··· Exercise data ···

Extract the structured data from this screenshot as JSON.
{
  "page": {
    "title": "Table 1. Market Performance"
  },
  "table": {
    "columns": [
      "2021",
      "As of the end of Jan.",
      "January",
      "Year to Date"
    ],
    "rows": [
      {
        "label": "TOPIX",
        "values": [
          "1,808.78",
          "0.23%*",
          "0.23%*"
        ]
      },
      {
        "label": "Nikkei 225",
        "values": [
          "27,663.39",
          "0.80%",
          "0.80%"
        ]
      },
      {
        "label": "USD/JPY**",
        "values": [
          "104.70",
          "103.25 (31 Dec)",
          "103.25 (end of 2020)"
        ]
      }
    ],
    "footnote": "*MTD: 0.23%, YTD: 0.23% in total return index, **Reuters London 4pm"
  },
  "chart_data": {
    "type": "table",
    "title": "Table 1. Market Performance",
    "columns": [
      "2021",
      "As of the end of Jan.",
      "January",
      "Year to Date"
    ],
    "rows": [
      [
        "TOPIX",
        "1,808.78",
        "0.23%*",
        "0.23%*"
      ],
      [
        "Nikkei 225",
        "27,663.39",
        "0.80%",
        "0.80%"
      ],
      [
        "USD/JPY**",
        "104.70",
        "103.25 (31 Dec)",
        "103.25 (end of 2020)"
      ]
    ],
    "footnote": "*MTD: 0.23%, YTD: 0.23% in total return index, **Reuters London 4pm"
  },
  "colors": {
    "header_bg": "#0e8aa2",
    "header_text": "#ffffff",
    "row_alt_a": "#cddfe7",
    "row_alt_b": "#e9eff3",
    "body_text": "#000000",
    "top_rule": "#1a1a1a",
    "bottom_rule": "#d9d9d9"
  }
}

···

*Problem description*.
Copy all the records above exactly, missing none.

*Result of this task*.
Extract the structured data from this screenshot as JSON.
{
  "page": {
    "title": "Table 1. Market Performance"
  },
  "table": {
    "columns": [
      "2021",
      "As of the end of Jan.",
      "January",
      "Year to Date"
    ],
    "rows": [
      {
        "label": "TOPIX",
        "values": [
          "1,808.78",
          "0.23%*",
          "0.23%*"
        ]
      },
      {
        "label": "Nikkei 225",
        "values": [
          "27,663.39",
          "0.80%",
          "0.80%"
        ]
      },
      {
        "label": "USD/JPY**",
        "values": [
          "104.70",
          "103.25 (31 Dec)",
          "103.25 (end of 2020)"
        ]
      }
    ],
    "footnote": "*MTD: 0.23%, YTD: 0.23% in total return index, **Reuters London 4pm"
  },
  "chart_data": {
    "type": "table",
    "title": "Table 1. Market Performance",
    "columns": [
      "2021",
      "As of the end of Jan.",
      "January",
      "Year to Date"
    ],
    "rows": [
      [
        "TOPIX",
        "1,808.78",
        "0.23%*",
        "0.23%*"
      ],
      [
        "Nikkei 225",
        "27,663.39",
        "0.80%",
        "0.80%"
      ],
      [
        "USD/JPY**",
        "104.70",
        "103.25 (31 Dec)",
        "103.25 (end of 2020)"
      ]
    ],
    "footnote": "*MTD: 0.23%, YTD: 0.23% in total return index, **Reuters London 4pm"
  },
  "colors": {
    "header_bg": "#0e8aa2",
    "header_text": "#ffffff",
    "row_alt_a": "#cddfe7",
    "row_alt_b": "#e9eff3",
    "body_text": "#000000",
    "top_rule": "#1a1a1a",
    "bottom_rule": "#d9d9d9"
  }
}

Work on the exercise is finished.